> **Information given**
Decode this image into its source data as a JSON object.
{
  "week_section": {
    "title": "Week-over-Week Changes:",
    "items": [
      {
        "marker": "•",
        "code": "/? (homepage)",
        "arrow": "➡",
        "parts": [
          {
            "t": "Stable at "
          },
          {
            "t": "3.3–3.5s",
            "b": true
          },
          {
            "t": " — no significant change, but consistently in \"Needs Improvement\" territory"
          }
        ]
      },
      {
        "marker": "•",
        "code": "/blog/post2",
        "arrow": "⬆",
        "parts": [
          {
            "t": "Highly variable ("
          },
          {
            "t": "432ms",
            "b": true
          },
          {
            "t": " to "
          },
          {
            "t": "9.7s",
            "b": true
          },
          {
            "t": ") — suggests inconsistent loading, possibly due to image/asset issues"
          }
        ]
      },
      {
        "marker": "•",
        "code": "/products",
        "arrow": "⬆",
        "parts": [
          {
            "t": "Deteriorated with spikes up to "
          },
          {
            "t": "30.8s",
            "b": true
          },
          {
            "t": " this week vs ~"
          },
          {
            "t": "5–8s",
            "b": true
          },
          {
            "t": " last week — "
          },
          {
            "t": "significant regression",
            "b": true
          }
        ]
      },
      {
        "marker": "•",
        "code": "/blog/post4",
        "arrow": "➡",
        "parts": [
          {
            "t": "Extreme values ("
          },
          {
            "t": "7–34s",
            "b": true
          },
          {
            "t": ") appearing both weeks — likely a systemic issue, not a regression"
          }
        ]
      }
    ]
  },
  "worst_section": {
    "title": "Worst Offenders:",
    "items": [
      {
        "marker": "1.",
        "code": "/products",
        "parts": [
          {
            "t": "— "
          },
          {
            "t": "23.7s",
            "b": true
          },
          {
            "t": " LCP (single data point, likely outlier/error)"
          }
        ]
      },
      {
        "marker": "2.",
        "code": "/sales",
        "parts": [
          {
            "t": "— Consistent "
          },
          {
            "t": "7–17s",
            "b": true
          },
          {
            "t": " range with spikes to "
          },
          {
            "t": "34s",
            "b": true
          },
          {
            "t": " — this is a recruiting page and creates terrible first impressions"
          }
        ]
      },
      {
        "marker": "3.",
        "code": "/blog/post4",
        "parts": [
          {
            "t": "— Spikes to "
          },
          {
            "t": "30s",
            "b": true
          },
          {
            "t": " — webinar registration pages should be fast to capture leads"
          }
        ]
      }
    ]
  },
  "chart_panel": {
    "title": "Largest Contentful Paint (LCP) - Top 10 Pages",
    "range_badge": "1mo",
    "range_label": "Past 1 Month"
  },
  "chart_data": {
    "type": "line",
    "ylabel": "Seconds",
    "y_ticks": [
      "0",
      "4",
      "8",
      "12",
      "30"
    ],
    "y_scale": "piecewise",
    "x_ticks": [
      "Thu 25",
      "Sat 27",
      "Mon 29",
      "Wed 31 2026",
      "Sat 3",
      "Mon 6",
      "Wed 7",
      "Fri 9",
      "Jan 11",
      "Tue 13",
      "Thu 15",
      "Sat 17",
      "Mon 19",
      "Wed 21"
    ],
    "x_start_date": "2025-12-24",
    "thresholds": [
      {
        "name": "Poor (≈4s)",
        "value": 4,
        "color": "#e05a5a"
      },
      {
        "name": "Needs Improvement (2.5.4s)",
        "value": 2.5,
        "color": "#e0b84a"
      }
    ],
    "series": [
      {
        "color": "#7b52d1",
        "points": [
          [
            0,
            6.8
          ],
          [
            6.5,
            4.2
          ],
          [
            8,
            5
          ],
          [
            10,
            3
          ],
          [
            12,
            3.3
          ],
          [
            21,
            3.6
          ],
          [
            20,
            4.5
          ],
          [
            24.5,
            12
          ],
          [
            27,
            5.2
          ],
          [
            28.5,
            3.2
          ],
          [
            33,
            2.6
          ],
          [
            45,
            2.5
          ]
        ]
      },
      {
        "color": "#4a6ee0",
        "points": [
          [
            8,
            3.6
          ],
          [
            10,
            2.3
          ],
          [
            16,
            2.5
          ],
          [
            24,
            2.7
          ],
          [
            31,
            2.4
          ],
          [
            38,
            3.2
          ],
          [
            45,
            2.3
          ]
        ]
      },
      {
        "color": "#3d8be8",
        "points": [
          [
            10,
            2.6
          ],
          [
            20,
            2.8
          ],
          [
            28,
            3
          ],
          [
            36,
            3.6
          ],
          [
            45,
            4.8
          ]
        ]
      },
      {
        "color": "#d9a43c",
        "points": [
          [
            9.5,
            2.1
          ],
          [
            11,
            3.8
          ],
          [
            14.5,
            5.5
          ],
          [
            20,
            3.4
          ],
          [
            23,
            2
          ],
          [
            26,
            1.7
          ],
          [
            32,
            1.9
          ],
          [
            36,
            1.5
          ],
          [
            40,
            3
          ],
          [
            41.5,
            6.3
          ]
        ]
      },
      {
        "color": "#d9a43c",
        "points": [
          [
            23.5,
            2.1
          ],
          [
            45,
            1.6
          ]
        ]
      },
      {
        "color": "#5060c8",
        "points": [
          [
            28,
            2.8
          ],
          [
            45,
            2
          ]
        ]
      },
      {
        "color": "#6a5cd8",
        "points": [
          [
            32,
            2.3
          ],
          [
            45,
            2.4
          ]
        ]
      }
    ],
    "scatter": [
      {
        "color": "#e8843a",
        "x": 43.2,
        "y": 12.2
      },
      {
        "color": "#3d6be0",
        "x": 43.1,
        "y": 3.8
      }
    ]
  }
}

> **Exercise**
What is the number of lines in the listing that include the word "Improvement"? Give that number and nothing else.

> **Result**
2